§ TASK PROMPT: Using the material that follows, identify and copy each line with the string "subtype".

§ DATA PROVIDED:
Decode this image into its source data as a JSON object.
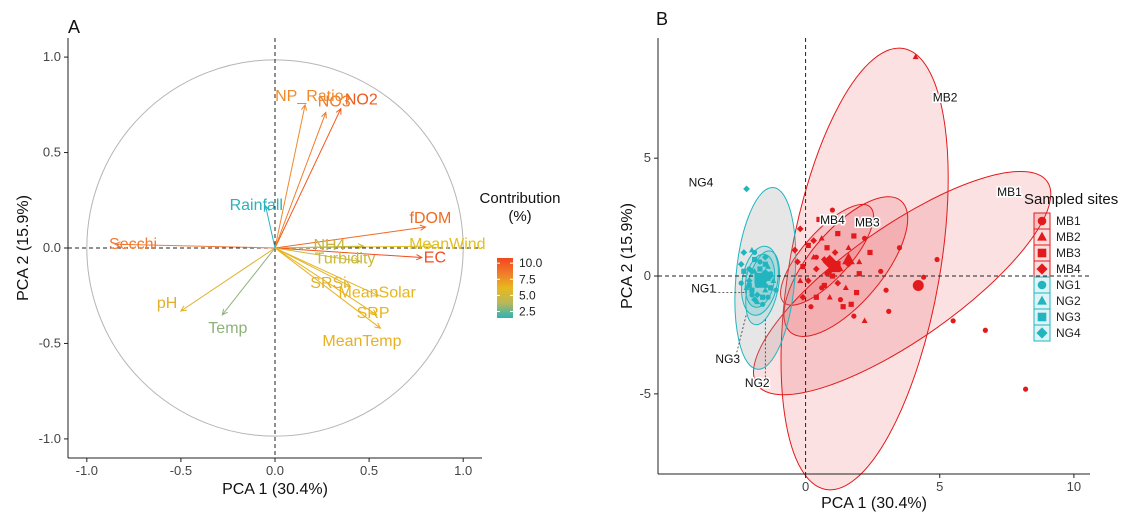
{
  "chart_data": [
    {
      "panel": "A",
      "type": "scatter",
      "subtype": "pca-variable-correlation-circle",
      "xlabel": "PCA 1 (30.4%)",
      "ylabel": "PCA 2 (15.9%)",
      "xlim": [
        -1.1,
        1.1
      ],
      "ylim": [
        -1.1,
        1.1
      ],
      "xticks": [
        -1.0,
        -0.5,
        0.0,
        0.5,
        1.0
      ],
      "yticks": [
        -1.0,
        -0.5,
        0.0,
        0.5,
        1.0
      ],
      "xtick_labels": [
        "-1.0",
        "-0.5",
        "0.0",
        "0.5",
        "1.0"
      ],
      "ytick_labels": [
        "-1.0",
        "-0.5",
        "0.0",
        "0.5",
        "1.0"
      ],
      "grid": false,
      "legend": {
        "title": "Contribution\n(%)",
        "placement": "right",
        "type": "colorbar",
        "ticks": [
          2.5,
          5.0,
          7.5,
          10.0
        ],
        "tick_labels": [
          "2.5",
          "5.0",
          "7.5",
          "10.0"
        ],
        "range": [
          1.5,
          10.8
        ],
        "colors": [
          "#2ab3b8",
          "#b8b85a",
          "#e8b81e",
          "#f07b2a",
          "#f2471e"
        ]
      },
      "series": [
        {
          "name": "NO2",
          "x": 0.35,
          "y": 0.73,
          "contribution": 10.2,
          "color": "#f05a20"
        },
        {
          "name": "NO3",
          "x": 0.27,
          "y": 0.71,
          "contribution": 8.8,
          "color": "#f07a25"
        },
        {
          "name": "NP_Ratio",
          "x": 0.16,
          "y": 0.75,
          "contribution": 8.0,
          "color": "#f08a2a"
        },
        {
          "name": "fDOM",
          "x": 0.8,
          "y": 0.11,
          "contribution": 9.6,
          "color": "#f06a22"
        },
        {
          "name": "MeanWind",
          "x": 0.84,
          "y": 0.01,
          "contribution": 6.0,
          "color": "#e2bf20"
        },
        {
          "name": "NH4",
          "x": 0.47,
          "y": 0.01,
          "contribution": 4.2,
          "color": "#c2b63a"
        },
        {
          "name": "EC",
          "x": 0.78,
          "y": -0.05,
          "contribution": 10.5,
          "color": "#f24b1e"
        },
        {
          "name": "Turbidity",
          "x": 0.45,
          "y": -0.07,
          "contribution": 4.5,
          "color": "#cbb93a"
        },
        {
          "name": "SRSi",
          "x": 0.4,
          "y": -0.2,
          "contribution": 5.8,
          "color": "#e0b22a"
        },
        {
          "name": "MeanSolar",
          "x": 0.55,
          "y": -0.25,
          "contribution": 6.2,
          "color": "#e6b51f"
        },
        {
          "name": "SRP",
          "x": 0.54,
          "y": -0.35,
          "contribution": 6.5,
          "color": "#e8b41c"
        },
        {
          "name": "MeanTemp",
          "x": 0.56,
          "y": -0.42,
          "contribution": 6.8,
          "color": "#eab01e"
        },
        {
          "name": "Rainfall",
          "x": -0.05,
          "y": 0.22,
          "contribution": 1.8,
          "color": "#2ab3bd"
        },
        {
          "name": "Secchi",
          "x": -0.85,
          "y": 0.02,
          "contribution": 8.2,
          "color": "#f07a32"
        },
        {
          "name": "pH",
          "x": -0.5,
          "y": -0.33,
          "contribution": 6.5,
          "color": "#e0b02a"
        },
        {
          "name": "Temp",
          "x": -0.28,
          "y": -0.35,
          "contribution": 3.2,
          "color": "#8eb27a"
        }
      ]
    },
    {
      "panel": "B",
      "type": "scatter",
      "subtype": "pca-individuals-with-ellipses",
      "xlabel": "PCA 1 (30.4%)",
      "ylabel": "PCA 2 (15.9%)",
      "xlim": [
        -5.5,
        10.6
      ],
      "ylim": [
        -8.4,
        10.1
      ],
      "xticks": [
        0,
        5,
        10
      ],
      "yticks": [
        -5,
        0,
        5
      ],
      "xtick_labels": [
        "0",
        "5",
        "10"
      ],
      "ytick_labels": [
        "-5",
        "0",
        "5"
      ],
      "grid": false,
      "legend": {
        "title": "Sampled sites",
        "placement": "right",
        "entries": [
          {
            "label": "MB1",
            "shape": "circle",
            "color": "#e31a1c"
          },
          {
            "label": "MB2",
            "shape": "triangle",
            "color": "#e31a1c"
          },
          {
            "label": "MB3",
            "shape": "square",
            "color": "#e31a1c"
          },
          {
            "label": "MB4",
            "shape": "diamond",
            "color": "#e31a1c"
          },
          {
            "label": "NG1",
            "shape": "circle",
            "color": "#22b5c0"
          },
          {
            "label": "NG2",
            "shape": "triangle",
            "color": "#22b5c0"
          },
          {
            "label": "NG3",
            "shape": "square",
            "color": "#22b5c0"
          },
          {
            "label": "NG4",
            "shape": "diamond",
            "color": "#22b5c0"
          }
        ]
      },
      "ellipses": [
        {
          "site": "MB1",
          "cx": 3.6,
          "cy": -0.3,
          "rx": 6.6,
          "ry": 2.4,
          "angle_deg": -35,
          "color": "#e31a1c"
        },
        {
          "site": "MB2",
          "cx": 2.2,
          "cy": 0.3,
          "rx": 2.8,
          "ry": 9.5,
          "angle_deg": 10,
          "color": "#e31a1c"
        },
        {
          "site": "MB3",
          "cx": 1.5,
          "cy": 0.4,
          "rx": 3.2,
          "ry": 1.55,
          "angle_deg": -50,
          "color": "#e31a1c"
        },
        {
          "site": "MB4",
          "cx": 0.8,
          "cy": 0.9,
          "rx": 2.4,
          "ry": 1.0,
          "angle_deg": -48,
          "color": "#e31a1c"
        },
        {
          "site": "NG1",
          "cx": -1.7,
          "cy": -0.2,
          "rx": 1.0,
          "ry": 0.6,
          "angle_deg": -80,
          "color": "#22b5c0"
        },
        {
          "site": "NG2",
          "cx": -1.6,
          "cy": -0.5,
          "rx": 1.4,
          "ry": 0.65,
          "angle_deg": -78,
          "color": "#22b5c0"
        },
        {
          "site": "NG3",
          "cx": -1.7,
          "cy": -0.2,
          "rx": 1.3,
          "ry": 0.75,
          "angle_deg": -80,
          "color": "#22b5c0"
        },
        {
          "site": "NG4",
          "cx": -1.5,
          "cy": -0.1,
          "rx": 3.4,
          "ry": 1.25,
          "angle_deg": -85,
          "color": "#22b5c0"
        }
      ],
      "ellipse_labels": [
        {
          "text": "MB1",
          "x": 7.6,
          "y": 3.4
        },
        {
          "text": "MB2",
          "x": 5.2,
          "y": 7.4
        },
        {
          "text": "MB3",
          "x": 2.3,
          "y": 2.1
        },
        {
          "text": "MB4",
          "x": 1.0,
          "y": 2.2
        },
        {
          "text": "NG4",
          "x": -3.9,
          "y": 3.8
        },
        {
          "text": "NG1",
          "x": -3.8,
          "y": -0.7
        },
        {
          "text": "NG3",
          "x": -2.9,
          "y": -3.7
        },
        {
          "text": "NG2",
          "x": -1.8,
          "y": -4.7
        }
      ],
      "series": [
        {
          "name": "MB1",
          "shape": "circle",
          "color": "#e31a1c",
          "points": [
            [
              0.6,
              -0.5
            ],
            [
              0.8,
              0.1
            ],
            [
              1.3,
              -1.0
            ],
            [
              2.8,
              0.2
            ],
            [
              3.0,
              -0.6
            ],
            [
              3.5,
              1.2
            ],
            [
              4.2,
              -0.4
            ],
            [
              4.4,
              -0.05
            ],
            [
              4.9,
              0.7
            ],
            [
              5.5,
              -1.9
            ],
            [
              6.7,
              -2.3
            ],
            [
              8.2,
              -4.8
            ],
            [
              1.0,
              2.8
            ],
            [
              3.1,
              -1.5
            ],
            [
              0.4,
              0.8
            ],
            [
              1.8,
              -1.7
            ],
            [
              2.2,
              1.6
            ],
            [
              0.2,
              -1.3
            ]
          ]
        },
        {
          "name": "MB2",
          "shape": "triangle",
          "color": "#e31a1c",
          "points": [
            [
              4.1,
              9.3
            ],
            [
              1.6,
              1.2
            ],
            [
              1.3,
              0.3
            ],
            [
              0.3,
              0.8
            ],
            [
              0.9,
              -0.9
            ],
            [
              2.2,
              -1.9
            ],
            [
              0.6,
              1.6
            ],
            [
              1.5,
              -0.5
            ],
            [
              -0.2,
              -0.2
            ],
            [
              2.0,
              0.6
            ]
          ]
        },
        {
          "name": "MB3",
          "shape": "square",
          "color": "#e31a1c",
          "points": [
            [
              1.1,
              0.4
            ],
            [
              0.5,
              2.4
            ],
            [
              1.0,
              0.0
            ],
            [
              1.8,
              1.7
            ],
            [
              0.7,
              -0.4
            ],
            [
              2.0,
              0.1
            ],
            [
              1.9,
              -0.7
            ],
            [
              0.8,
              1.2
            ],
            [
              1.4,
              -1.3
            ],
            [
              2.4,
              1.0
            ],
            [
              0.1,
              1.3
            ],
            [
              1.2,
              1.8
            ],
            [
              1.7,
              -1.2
            ],
            [
              0.4,
              -0.9
            ],
            [
              -0.1,
              0.4
            ]
          ]
        },
        {
          "name": "MB4",
          "shape": "diamond",
          "color": "#e31a1c",
          "points": [
            [
              -0.3,
              0.6
            ],
            [
              0.3,
              1.5
            ],
            [
              -0.2,
              2.0
            ],
            [
              0.7,
              0.7
            ],
            [
              1.2,
              -0.3
            ],
            [
              0.1,
              -0.2
            ],
            [
              0.4,
              0.3
            ],
            [
              -0.4,
              1.1
            ],
            [
              1.1,
              1.0
            ],
            [
              0.9,
              0.2
            ],
            [
              1.6,
              0.5
            ],
            [
              -0.1,
              -0.9
            ]
          ]
        },
        {
          "name": "NG1",
          "shape": "circle",
          "color": "#22b5c0",
          "points": [
            [
              -2.1,
              0.3
            ],
            [
              -1.8,
              -0.4
            ],
            [
              -1.4,
              -0.9
            ],
            [
              -1.6,
              0.0
            ],
            [
              -2.0,
              -0.8
            ],
            [
              -1.3,
              0.1
            ],
            [
              -1.7,
              0.6
            ],
            [
              -1.5,
              -0.4
            ],
            [
              -2.4,
              -0.3
            ],
            [
              -1.9,
              1.0
            ],
            [
              -1.1,
              -0.6
            ],
            [
              -1.6,
              -1.2
            ]
          ]
        },
        {
          "name": "NG2",
          "shape": "triangle",
          "color": "#22b5c0",
          "points": [
            [
              -1.9,
              0.2
            ],
            [
              -1.5,
              -0.6
            ],
            [
              -2.2,
              -0.5
            ],
            [
              -1.2,
              -0.2
            ],
            [
              -1.7,
              -0.1
            ],
            [
              -2.0,
              1.1
            ],
            [
              -1.4,
              0.4
            ],
            [
              -1.8,
              -1.1
            ]
          ]
        },
        {
          "name": "NG3",
          "shape": "square",
          "color": "#22b5c0",
          "points": [
            [
              -1.8,
              0.0
            ],
            [
              -2.1,
              -0.4
            ],
            [
              -1.5,
              0.5
            ],
            [
              -1.6,
              -0.9
            ],
            [
              -2.3,
              0.2
            ],
            [
              -1.3,
              -0.5
            ],
            [
              -1.9,
              0.7
            ],
            [
              -1.4,
              -0.1
            ],
            [
              -2.0,
              -0.6
            ],
            [
              -1.7,
              0.3
            ]
          ]
        },
        {
          "name": "NG4",
          "shape": "diamond",
          "color": "#22b5c0",
          "points": [
            [
              -2.2,
              3.7
            ],
            [
              -2.0,
              0.2
            ],
            [
              -1.6,
              -0.3
            ],
            [
              -2.4,
              0.5
            ],
            [
              -1.8,
              -0.8
            ],
            [
              -1.3,
              0.0
            ],
            [
              -2.1,
              -0.2
            ],
            [
              -1.5,
              0.8
            ],
            [
              -1.9,
              -1.0
            ],
            [
              -2.3,
              1.0
            ]
          ]
        }
      ],
      "large_points": [
        {
          "shape": "circle",
          "color": "#e31a1c",
          "x": 4.2,
          "y": -0.4
        },
        {
          "shape": "triangle",
          "color": "#e31a1c",
          "x": 1.6,
          "y": 0.7
        },
        {
          "shape": "square",
          "color": "#e31a1c",
          "x": 1.1,
          "y": 0.4
        },
        {
          "shape": "diamond",
          "color": "#e31a1c",
          "x": 0.9,
          "y": 0.6
        },
        {
          "shape": "circle",
          "color": "#22b5c0",
          "x": -1.7,
          "y": -0.2
        },
        {
          "shape": "triangle",
          "color": "#22b5c0",
          "x": -1.6,
          "y": -0.3
        },
        {
          "shape": "square",
          "color": "#22b5c0",
          "x": -1.7,
          "y": -0.1
        },
        {
          "shape": "diamond",
          "color": "#22b5c0",
          "x": -1.5,
          "y": 0.0
        }
      ]
    }
  ]
}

§ EXERCISE SOLUTION:
      "subtype": "pca-variable-correlation-circle",
      "subtype": "pca-individuals-with-ellipses",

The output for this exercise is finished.